» **Brief**
Gather the lines that hold the string "store".

[begin Extracted information]

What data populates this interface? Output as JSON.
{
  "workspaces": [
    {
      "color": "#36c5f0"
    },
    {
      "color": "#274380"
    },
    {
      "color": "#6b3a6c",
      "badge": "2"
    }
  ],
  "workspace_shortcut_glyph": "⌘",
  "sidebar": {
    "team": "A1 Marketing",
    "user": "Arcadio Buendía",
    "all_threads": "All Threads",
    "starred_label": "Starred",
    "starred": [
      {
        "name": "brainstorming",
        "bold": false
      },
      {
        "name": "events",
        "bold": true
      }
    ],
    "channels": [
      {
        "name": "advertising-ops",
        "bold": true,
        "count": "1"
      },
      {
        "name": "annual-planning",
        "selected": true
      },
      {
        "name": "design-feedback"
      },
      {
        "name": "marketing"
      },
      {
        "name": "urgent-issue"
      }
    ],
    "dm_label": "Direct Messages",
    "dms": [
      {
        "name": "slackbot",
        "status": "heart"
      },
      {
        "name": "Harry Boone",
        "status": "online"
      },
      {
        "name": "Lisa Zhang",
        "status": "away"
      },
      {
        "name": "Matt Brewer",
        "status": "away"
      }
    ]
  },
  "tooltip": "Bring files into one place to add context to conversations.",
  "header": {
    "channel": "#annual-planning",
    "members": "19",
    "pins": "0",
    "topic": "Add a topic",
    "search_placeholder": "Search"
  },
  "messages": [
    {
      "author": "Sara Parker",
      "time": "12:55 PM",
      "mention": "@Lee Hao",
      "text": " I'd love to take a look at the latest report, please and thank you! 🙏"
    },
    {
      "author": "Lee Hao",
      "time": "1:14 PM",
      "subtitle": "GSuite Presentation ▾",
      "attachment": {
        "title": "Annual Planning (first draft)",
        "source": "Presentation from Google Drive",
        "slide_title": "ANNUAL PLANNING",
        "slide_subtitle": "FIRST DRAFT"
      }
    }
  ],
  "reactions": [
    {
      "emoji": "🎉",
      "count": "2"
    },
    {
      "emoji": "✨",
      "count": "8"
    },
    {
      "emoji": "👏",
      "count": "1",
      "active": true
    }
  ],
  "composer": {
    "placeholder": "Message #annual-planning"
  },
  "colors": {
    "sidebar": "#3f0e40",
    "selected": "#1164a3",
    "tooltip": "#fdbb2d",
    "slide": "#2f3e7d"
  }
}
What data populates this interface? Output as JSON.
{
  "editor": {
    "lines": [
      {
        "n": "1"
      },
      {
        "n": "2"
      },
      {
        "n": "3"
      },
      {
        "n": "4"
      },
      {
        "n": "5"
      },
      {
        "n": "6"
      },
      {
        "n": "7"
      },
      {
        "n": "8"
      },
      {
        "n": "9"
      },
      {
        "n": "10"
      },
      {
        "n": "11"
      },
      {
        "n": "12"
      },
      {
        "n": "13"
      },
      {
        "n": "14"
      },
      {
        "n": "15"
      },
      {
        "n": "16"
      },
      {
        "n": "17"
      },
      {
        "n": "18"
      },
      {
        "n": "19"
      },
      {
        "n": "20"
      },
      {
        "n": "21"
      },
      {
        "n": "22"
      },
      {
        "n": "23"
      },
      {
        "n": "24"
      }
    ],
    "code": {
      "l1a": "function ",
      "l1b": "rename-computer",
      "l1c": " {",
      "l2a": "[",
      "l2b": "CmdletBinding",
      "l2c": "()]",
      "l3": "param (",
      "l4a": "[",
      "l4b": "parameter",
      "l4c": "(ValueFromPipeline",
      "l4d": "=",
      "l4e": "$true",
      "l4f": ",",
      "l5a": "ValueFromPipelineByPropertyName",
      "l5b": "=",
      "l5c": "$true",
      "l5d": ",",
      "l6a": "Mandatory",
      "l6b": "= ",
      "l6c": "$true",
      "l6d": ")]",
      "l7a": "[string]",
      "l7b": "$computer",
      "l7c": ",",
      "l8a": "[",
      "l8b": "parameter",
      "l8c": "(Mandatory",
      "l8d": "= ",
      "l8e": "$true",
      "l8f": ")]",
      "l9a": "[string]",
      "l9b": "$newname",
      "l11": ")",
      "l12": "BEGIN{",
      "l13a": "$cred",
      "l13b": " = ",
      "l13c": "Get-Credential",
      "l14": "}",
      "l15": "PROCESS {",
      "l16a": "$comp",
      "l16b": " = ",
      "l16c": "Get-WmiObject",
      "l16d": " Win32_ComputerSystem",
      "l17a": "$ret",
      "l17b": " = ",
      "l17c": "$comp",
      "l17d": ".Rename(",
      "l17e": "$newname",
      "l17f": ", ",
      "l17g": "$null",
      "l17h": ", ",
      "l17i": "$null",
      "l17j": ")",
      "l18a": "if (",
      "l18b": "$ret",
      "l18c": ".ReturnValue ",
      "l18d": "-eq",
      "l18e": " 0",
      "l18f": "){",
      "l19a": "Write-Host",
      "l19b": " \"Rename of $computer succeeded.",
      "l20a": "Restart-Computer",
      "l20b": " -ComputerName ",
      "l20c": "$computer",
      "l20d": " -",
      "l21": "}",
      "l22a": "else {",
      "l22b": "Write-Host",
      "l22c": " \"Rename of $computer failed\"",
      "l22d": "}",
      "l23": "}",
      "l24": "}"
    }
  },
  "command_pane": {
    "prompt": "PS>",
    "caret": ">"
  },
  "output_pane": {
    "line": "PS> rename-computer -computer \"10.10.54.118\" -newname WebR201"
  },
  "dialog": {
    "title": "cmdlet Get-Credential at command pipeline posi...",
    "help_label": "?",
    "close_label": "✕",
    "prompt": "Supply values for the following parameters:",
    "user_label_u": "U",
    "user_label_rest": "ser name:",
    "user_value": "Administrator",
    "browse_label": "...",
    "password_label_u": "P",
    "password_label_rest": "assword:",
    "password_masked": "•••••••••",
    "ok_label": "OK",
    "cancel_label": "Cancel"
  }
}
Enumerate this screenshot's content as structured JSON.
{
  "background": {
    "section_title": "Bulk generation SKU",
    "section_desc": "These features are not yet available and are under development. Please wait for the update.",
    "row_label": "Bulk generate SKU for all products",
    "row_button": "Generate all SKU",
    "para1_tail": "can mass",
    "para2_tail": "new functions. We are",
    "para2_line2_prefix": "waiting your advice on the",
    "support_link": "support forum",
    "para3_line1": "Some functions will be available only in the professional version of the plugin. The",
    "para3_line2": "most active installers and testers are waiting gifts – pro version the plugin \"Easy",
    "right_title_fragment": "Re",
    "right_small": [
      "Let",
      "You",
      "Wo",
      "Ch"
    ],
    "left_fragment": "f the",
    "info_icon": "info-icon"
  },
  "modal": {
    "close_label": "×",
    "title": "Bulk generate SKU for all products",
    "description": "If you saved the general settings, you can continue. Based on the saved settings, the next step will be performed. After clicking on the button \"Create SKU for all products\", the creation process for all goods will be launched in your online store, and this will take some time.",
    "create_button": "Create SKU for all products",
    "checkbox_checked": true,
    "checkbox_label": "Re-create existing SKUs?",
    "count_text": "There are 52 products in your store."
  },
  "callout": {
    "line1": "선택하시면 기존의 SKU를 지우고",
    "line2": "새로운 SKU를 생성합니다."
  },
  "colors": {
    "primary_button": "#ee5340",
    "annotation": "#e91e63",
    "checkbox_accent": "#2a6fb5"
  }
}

[end Extracted information]

» **Correct response**
    "description": "If you saved the general settings, you can continue. Based on the saved settings, the next step will be performed. After clicking on the button \"Create SKU for all products\", the creation process for all goods will be launched in your online store, and this will take some time.",
    "count_text": "There are 52 products in your store."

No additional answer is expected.